### Exercise
Copy out the whole listing exactly as written, leaving the pictures behind.

### Input for this task
Begin

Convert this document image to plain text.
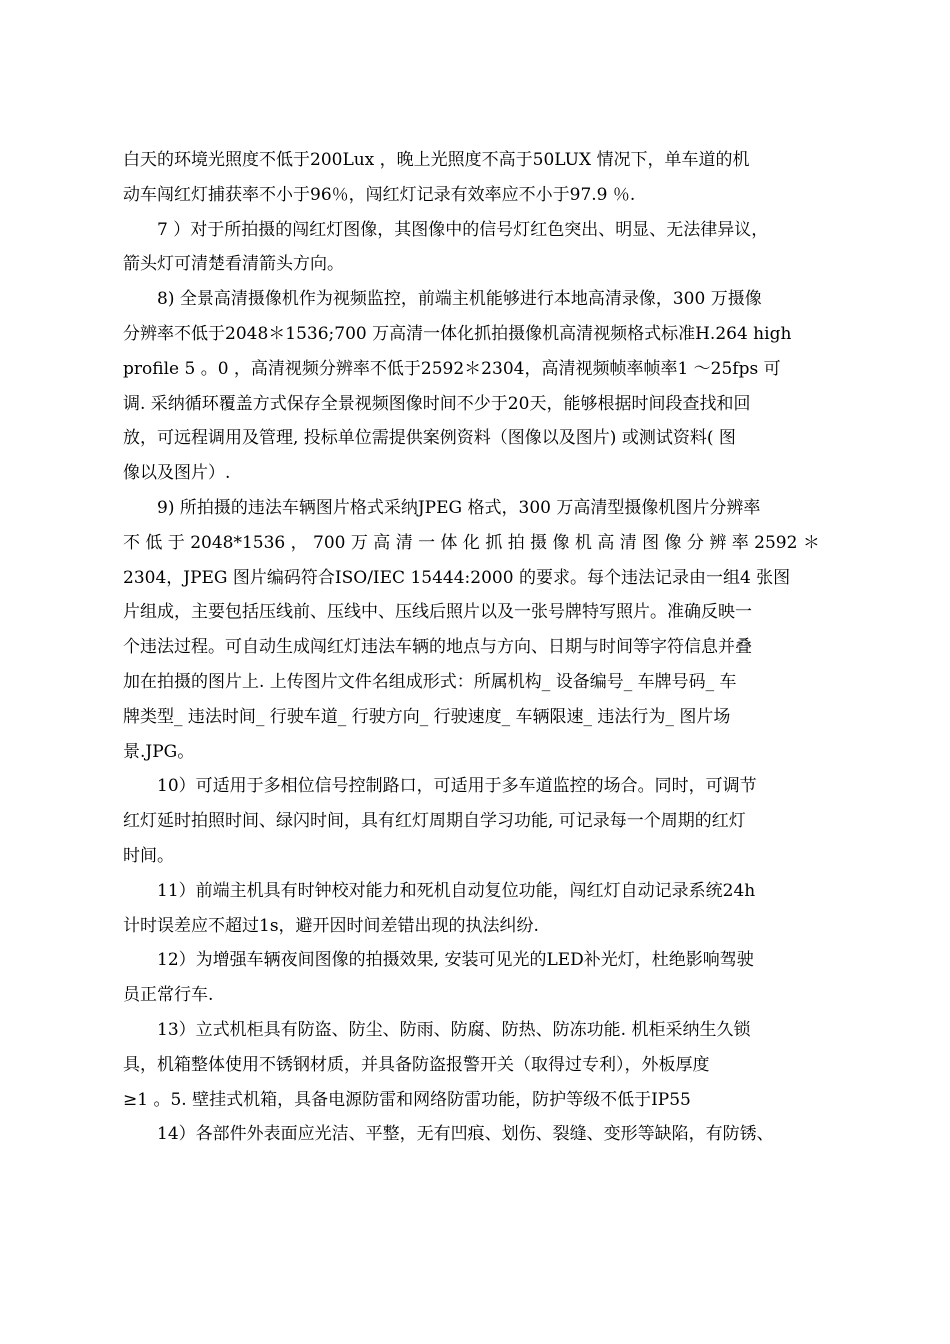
白天的环境光照度不低于200Lux ，晚上光照度不高于50LUX 情况下，单车道的机
动车闯红灯捕获率不小于96％，闯红灯记录有效率应不小于97.9 ％.

7 ）对于所拍摄的闯红灯图像，其图像中的信号灯红色突出、明显、无法律异议，
箭头灯可清楚看清箭头方向。

8) 全景高清摄像机作为视频监控，前端主机能够进行本地高清录像，300 万摄像
分辨率不低于2048＊1536;700 万高清一体化抓拍摄像机高清视频格式标准H.264 high
profile 5 。0 ，高清视频分辨率不低于2592＊2304，高清视频帧率帧率1 ～25fps 可
调. 采纳循环覆盖方式保存全景视频图像时间不少于20天，能够根据时间段查找和回
放，可远程调用及管理, 投标单位需提供案例资料（图像以及图片) 或测试资料( 图
像以及图片）.

9) 所拍摄的违法车辆图片格式采纳JPEG 格式，300 万高清型摄像机图片分辨率
不 低 于 2048*1536 ， 700 万 高 清 一 体 化 抓 拍 摄 像 机 高 清 图 像 分 辨 率 2592 ＊
2304，JPEG 图片编码符合ISO/IEC 15444:2000 的要求。每个违法记录由一组4 张图
片组成，主要包括压线前、压线中、压线后照片以及一张号牌特写照片。准确反映一
个违法过程。可自动生成闯红灯违法车辆的地点与方向、日期与时间等字符信息并叠
加在拍摄的图片上. 上传图片文件名组成形式：所属机构_ 设备编号_ 车牌号码_ 车
牌类型_ 违法时间_ 行驶车道_ 行驶方向_ 行驶速度_ 车辆限速_ 违法行为_ 图片场
景.JPG。

10）可适用于多相位信号控制路口，可适用于多车道监控的场合。同时，可调节
红灯延时拍照时间、绿闪时间，具有红灯周期自学习功能, 可记录每一个周期的红灯
时间。

11）前端主机具有时钟校对能力和死机自动复位功能，闯红灯自动记录系统24h
计时误差应不超过1s，避开因时间差错出现的执法纠纷.

12）为增强车辆夜间图像的拍摄效果, 安装可见光的LED补光灯，杜绝影响驾驶
员正常行车.

13）立式机柜具有防盗、防尘、防雨、防腐、防热、防冻功能. 机柜采纳生久锁
具，机箱整体使用不锈钢材质，并具备防盗报警开关（取得过专利），外板厚度
≥1 。5. 壁挂式机箱，具备电源防雷和网络防雷功能，防护等级不低于IP55

14）各部件外表面应光洁、平整，无有凹痕、划伤、裂缝、变形等缺陷，有防锈、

End

### Problem solution
Convert this document image to plain text.
白天的环境光照度不低于200Lux ，晚上光照度不高于50LUX 情况下，单车道的机
动车闯红灯捕获率不小于96％，闯红灯记录有效率应不小于97.9 ％.

7 ）对于所拍摄的闯红灯图像，其图像中的信号灯红色突出、明显、无法律异议，
箭头灯可清楚看清箭头方向。

8) 全景高清摄像机作为视频监控，前端主机能够进行本地高清录像，300 万摄像
分辨率不低于2048＊1536;700 万高清一体化抓拍摄像机高清视频格式标准H.264 high
profile 5 。0 ，高清视频分辨率不低于2592＊2304，高清视频帧率帧率1 ～25fps 可
调. 采纳循环覆盖方式保存全景视频图像时间不少于20天，能够根据时间段查找和回
放，可远程调用及管理, 投标单位需提供案例资料（图像以及图片) 或测试资料( 图
像以及图片）.

9) 所拍摄的违法车辆图片格式采纳JPEG 格式，300 万高清型摄像机图片分辨率
不 低 于 2048*1536 ， 700 万 高 清 一 体 化 抓 拍 摄 像 机 高 清 图 像 分 辨 率 2592 ＊
2304，JPEG 图片编码符合ISO/IEC 15444:2000 的要求。每个违法记录由一组4 张图
片组成，主要包括压线前、压线中、压线后照片以及一张号牌特写照片。准确反映一
个违法过程。可自动生成闯红灯违法车辆的地点与方向、日期与时间等字符信息并叠
加在拍摄的图片上. 上传图片文件名组成形式：所属机构_ 设备编号_ 车牌号码_ 车
牌类型_ 违法时间_ 行驶车道_ 行驶方向_ 行驶速度_ 车辆限速_ 违法行为_ 图片场
景.JPG。

10）可适用于多相位信号控制路口，可适用于多车道监控的场合。同时，可调节
红灯延时拍照时间、绿闪时间，具有红灯周期自学习功能, 可记录每一个周期的红灯
时间。

11）前端主机具有时钟校对能力和死机自动复位功能，闯红灯自动记录系统24h
计时误差应不超过1s，避开因时间差错出现的执法纠纷.

12）为增强车辆夜间图像的拍摄效果, 安装可见光的LED补光灯，杜绝影响驾驶
员正常行车.

13）立式机柜具有防盗、防尘、防雨、防腐、防热、防冻功能. 机柜采纳生久锁
具，机箱整体使用不锈钢材质，并具备防盗报警开关（取得过专利），外板厚度
≥1 。5. 壁挂式机箱，具备电源防雷和网络防雷功能，防护等级不低于IP55

14）各部件外表面应光洁、平整，无有凹痕、划伤、裂缝、变形等缺陷，有防锈、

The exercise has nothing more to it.